### [Challenge]
In the material below, count the lines with the word "from" and state that number only.

======== Source records ========

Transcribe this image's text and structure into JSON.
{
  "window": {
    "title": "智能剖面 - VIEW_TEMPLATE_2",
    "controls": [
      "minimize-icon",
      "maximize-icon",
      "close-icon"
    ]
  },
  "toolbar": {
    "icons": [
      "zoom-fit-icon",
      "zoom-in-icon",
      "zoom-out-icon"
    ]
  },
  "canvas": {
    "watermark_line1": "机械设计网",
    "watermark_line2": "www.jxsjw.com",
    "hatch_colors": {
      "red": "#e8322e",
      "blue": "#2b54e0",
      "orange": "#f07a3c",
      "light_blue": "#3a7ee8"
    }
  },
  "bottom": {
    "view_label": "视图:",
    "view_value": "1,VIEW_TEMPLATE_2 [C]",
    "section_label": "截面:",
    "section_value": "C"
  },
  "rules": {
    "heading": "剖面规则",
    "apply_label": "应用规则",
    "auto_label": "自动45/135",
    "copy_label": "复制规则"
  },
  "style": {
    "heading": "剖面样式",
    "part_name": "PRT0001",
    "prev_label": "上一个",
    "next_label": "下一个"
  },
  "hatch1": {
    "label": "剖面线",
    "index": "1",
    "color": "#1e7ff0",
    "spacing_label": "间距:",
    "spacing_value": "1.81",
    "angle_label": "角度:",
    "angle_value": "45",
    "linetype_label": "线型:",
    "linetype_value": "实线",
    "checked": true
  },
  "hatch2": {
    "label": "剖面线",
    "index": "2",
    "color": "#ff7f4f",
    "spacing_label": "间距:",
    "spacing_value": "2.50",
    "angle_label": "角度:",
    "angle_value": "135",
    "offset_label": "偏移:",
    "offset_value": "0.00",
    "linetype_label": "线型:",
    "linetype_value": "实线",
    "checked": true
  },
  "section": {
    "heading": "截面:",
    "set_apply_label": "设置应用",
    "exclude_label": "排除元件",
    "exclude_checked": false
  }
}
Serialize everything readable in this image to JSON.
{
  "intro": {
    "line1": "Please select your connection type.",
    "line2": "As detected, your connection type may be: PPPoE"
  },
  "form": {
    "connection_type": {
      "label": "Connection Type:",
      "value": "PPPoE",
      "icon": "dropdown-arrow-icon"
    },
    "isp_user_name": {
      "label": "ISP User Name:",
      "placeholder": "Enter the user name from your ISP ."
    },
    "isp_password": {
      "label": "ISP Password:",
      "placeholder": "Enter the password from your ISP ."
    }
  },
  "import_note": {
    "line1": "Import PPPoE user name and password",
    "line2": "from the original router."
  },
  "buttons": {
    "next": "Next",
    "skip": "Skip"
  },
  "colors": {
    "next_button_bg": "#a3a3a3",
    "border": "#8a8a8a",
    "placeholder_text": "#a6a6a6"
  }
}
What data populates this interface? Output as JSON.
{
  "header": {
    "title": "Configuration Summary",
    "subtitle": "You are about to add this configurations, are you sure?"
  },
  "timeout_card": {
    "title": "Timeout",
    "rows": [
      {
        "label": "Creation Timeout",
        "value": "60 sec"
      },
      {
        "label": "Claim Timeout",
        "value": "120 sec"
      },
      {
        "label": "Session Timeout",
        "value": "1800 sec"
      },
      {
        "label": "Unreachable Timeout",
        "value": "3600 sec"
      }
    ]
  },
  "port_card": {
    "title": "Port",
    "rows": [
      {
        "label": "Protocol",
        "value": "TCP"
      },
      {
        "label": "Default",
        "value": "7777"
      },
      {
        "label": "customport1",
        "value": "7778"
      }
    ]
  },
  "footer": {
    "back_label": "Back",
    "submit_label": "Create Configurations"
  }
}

========

### [Correct output]
3